• Problem
Using the records below, give the number of lines where the word "муниципальный" appears, with no further output.

• Exercise material

⁂

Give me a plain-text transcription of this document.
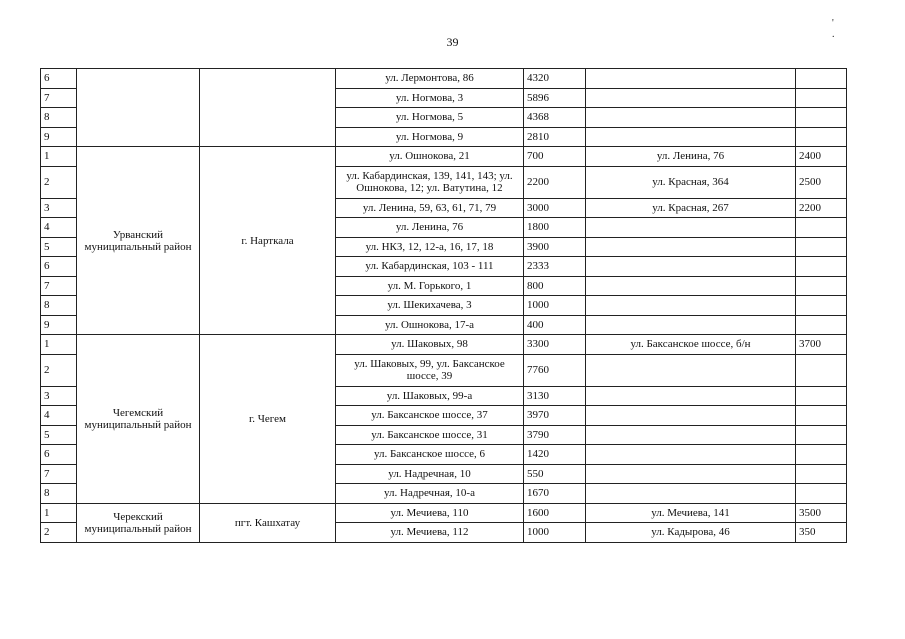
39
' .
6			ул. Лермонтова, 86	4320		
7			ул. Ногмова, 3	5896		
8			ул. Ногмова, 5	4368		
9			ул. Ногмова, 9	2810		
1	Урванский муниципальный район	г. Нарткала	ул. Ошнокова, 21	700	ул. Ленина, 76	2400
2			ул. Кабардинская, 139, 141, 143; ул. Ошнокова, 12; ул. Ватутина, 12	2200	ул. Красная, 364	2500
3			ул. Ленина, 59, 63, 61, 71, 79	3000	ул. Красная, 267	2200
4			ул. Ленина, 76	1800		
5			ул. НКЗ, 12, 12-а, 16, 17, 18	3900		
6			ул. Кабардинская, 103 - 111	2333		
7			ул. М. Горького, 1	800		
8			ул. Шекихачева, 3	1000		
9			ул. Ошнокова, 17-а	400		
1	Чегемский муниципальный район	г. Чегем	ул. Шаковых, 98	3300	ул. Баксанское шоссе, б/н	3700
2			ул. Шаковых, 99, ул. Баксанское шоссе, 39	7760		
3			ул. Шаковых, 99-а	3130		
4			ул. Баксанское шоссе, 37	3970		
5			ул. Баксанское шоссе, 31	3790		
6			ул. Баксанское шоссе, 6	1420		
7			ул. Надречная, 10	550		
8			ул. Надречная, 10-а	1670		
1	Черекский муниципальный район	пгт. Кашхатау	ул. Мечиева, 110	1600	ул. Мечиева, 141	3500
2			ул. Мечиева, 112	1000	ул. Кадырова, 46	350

⁂

• Finished task
3